→ Your goal
Repeat the records exactly. Every line must match.

start Exercise data

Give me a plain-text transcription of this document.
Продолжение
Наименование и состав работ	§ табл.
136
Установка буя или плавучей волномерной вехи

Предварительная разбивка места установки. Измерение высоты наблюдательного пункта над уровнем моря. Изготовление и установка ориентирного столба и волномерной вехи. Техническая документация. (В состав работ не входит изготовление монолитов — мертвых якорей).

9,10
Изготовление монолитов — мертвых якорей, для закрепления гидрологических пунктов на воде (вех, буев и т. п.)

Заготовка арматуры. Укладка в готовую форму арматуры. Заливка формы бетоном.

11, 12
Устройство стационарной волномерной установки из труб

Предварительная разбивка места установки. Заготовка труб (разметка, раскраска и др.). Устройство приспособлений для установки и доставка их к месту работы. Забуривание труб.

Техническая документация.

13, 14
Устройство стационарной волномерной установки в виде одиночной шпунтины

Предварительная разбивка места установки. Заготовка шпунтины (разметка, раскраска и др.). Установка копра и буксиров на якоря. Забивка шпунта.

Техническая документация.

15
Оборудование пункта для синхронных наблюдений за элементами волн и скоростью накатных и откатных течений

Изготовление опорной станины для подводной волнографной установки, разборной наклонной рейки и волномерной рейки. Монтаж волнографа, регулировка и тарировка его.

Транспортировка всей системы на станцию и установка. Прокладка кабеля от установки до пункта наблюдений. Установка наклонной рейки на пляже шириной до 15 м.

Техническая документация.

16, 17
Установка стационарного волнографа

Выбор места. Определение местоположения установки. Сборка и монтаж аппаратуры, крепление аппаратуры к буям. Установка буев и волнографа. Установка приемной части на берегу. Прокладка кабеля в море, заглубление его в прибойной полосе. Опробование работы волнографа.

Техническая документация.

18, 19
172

end Exercise data

→ Full solution
Give me a plain-text transcription of this document.
Продолжение
Наименование и состав работ	§ табл.
136
Установка буя или плавучей волномерной вехи

Предварительная разбивка места установки. Измерение высоты наблюдательного пункта над уровнем моря. Изготовление и установка ориентирного столба и волномерной вехи. Техническая документация. (В состав работ не входит изготовление монолитов — мертвых якорей).

9,10
Изготовление монолитов — мертвых якорей, для закрепления гидрологических пунктов на воде (вех, буев и т. п.)

Заготовка арматуры. Укладка в готовую форму арматуры. Заливка формы бетоном.

11, 12
Устройство стационарной волномерной установки из труб

Предварительная разбивка места установки. Заготовка труб (разметка, раскраска и др.). Устройство приспособлений для установки и доставка их к месту работы. Забуривание труб.

Техническая документация.

13, 14
Устройство стационарной волномерной установки в виде одиночной шпунтины

Предварительная разбивка места установки. Заготовка шпунтины (разметка, раскраска и др.). Установка копра и буксиров на якоря. Забивка шпунта.

Техническая документация.

15
Оборудование пункта для синхронных наблюдений за элементами волн и скоростью накатных и откатных течений

Изготовление опорной станины для подводной волнографной установки, разборной наклонной рейки и волномерной рейки. Монтаж волнографа, регулировка и тарировка его.

Транспортировка всей системы на станцию и установка. Прокладка кабеля от установки до пункта наблюдений. Установка наклонной рейки на пляже шириной до 15 м.

Техническая документация.

16, 17
Установка стационарного волнографа

Выбор места. Определение местоположения установки. Сборка и монтаж аппаратуры, крепление аппаратуры к буям. Установка буев и волнографа. Установка приемной части на берегу. Прокладка кабеля в море, заглубление его в прибойной полосе. Опробование работы волнографа.

Техническая документация.

18, 19
172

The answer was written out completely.